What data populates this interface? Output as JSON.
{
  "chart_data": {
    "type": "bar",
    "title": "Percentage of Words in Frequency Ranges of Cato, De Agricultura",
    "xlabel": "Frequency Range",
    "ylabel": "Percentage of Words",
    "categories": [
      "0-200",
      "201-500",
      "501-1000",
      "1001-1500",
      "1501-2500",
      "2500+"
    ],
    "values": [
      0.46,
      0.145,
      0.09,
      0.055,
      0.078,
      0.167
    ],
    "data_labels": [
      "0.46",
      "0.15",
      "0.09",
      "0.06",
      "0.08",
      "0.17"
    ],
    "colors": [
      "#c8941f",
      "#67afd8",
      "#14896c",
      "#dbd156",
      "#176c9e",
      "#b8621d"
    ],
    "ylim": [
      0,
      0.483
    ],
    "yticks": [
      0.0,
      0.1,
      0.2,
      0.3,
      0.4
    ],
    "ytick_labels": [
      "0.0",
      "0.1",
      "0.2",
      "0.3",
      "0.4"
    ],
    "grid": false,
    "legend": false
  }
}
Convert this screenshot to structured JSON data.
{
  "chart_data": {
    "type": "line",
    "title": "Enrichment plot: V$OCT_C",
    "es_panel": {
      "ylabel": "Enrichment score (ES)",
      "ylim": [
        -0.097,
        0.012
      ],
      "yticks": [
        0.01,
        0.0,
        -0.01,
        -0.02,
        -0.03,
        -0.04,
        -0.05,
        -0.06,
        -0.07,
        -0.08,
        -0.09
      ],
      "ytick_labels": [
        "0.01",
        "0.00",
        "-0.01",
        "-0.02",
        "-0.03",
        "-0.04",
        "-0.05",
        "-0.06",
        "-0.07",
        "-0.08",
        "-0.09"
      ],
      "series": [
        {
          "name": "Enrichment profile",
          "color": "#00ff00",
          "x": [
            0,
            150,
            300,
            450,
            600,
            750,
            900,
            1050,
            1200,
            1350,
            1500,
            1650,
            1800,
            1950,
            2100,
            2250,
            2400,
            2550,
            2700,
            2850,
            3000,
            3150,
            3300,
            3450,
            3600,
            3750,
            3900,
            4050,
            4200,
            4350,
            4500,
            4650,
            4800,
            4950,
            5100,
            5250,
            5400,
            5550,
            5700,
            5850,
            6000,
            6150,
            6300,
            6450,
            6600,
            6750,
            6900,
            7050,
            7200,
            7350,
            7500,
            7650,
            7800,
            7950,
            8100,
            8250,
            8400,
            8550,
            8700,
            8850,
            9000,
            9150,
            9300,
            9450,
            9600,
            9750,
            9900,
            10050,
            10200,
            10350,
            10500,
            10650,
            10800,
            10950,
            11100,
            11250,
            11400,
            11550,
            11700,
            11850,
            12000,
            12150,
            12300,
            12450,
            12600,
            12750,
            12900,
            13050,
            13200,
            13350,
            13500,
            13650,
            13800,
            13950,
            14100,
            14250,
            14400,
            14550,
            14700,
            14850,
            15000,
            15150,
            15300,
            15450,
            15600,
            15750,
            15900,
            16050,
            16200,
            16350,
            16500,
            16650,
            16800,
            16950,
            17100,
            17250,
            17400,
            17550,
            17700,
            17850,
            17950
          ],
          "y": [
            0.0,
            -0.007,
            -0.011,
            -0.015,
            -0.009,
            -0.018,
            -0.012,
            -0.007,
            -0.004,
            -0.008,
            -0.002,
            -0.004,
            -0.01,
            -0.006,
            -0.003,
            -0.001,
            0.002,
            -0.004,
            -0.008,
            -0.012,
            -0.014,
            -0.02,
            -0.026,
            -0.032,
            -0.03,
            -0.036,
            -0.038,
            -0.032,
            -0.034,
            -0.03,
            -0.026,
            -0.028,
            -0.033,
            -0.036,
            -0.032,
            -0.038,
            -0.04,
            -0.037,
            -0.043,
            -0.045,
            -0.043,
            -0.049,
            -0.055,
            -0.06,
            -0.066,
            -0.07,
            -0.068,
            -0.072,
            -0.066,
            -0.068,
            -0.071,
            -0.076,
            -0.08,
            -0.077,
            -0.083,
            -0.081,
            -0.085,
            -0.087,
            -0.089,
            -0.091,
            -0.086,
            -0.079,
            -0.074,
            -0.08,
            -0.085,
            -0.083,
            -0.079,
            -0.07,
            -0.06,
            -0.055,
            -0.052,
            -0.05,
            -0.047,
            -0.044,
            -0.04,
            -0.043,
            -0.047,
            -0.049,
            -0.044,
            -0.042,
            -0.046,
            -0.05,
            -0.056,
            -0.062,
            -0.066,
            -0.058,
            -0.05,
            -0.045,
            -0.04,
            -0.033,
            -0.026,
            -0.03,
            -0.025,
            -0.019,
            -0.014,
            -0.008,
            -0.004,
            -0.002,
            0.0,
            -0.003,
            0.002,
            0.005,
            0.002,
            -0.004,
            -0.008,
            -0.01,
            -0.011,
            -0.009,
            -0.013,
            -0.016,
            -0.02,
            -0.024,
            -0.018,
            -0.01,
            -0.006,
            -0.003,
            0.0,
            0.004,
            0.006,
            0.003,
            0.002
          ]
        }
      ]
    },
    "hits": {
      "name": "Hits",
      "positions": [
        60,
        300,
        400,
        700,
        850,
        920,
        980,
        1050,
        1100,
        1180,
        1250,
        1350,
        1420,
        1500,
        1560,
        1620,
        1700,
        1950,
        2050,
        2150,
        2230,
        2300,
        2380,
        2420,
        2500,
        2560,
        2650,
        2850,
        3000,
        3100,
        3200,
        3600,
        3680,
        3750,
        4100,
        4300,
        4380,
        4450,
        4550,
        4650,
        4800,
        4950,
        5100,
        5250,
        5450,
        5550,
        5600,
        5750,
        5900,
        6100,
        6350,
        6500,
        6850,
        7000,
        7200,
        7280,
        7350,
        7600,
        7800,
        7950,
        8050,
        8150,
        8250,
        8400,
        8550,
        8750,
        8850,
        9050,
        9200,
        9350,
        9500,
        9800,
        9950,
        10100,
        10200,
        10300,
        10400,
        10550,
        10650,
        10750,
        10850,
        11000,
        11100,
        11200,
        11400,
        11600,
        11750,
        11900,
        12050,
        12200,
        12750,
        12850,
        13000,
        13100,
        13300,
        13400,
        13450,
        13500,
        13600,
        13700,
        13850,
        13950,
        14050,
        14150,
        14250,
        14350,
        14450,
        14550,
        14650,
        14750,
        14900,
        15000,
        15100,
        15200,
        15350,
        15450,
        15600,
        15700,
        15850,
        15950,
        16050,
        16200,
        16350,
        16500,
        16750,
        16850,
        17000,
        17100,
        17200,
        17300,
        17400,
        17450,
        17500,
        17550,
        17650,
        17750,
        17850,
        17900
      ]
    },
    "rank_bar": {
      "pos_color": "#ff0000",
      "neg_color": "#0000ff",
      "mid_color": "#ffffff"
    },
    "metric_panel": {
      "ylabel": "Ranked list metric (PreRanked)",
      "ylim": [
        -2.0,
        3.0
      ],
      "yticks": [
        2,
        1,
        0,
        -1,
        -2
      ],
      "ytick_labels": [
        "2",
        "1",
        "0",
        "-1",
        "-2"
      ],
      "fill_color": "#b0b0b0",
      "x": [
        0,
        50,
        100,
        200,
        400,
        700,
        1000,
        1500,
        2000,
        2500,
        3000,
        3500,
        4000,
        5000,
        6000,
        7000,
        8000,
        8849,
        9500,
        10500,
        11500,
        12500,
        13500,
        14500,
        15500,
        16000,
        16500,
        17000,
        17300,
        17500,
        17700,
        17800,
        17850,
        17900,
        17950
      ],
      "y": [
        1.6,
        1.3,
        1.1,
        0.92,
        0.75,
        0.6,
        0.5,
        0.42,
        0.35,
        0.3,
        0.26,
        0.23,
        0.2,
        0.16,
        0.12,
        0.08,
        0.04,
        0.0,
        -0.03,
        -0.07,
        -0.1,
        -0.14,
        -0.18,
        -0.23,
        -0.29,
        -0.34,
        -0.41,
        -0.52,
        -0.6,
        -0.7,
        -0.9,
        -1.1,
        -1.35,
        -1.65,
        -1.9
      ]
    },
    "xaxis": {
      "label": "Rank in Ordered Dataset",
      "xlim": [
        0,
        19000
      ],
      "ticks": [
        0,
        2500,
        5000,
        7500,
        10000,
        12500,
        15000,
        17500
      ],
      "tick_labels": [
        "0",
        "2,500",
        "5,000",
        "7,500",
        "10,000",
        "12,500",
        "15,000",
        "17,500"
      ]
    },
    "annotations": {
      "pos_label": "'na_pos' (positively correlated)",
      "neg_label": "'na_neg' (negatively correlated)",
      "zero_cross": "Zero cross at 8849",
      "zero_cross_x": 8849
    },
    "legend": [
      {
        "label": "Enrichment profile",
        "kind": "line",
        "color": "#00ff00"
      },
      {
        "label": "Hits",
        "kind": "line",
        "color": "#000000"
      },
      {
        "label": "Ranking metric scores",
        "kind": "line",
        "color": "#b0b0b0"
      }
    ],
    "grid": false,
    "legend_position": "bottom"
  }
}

┄┄┄┄┄┄

From the entries above, extract every line where the word "Enrichment" appears.

### TASK RESULT
    "title": "Enrichment plot: V$OCT_C",
      "ylabel": "Enrichment score (ES)",
          "name": "Enrichment profile",
        "label": "Enrichment profile",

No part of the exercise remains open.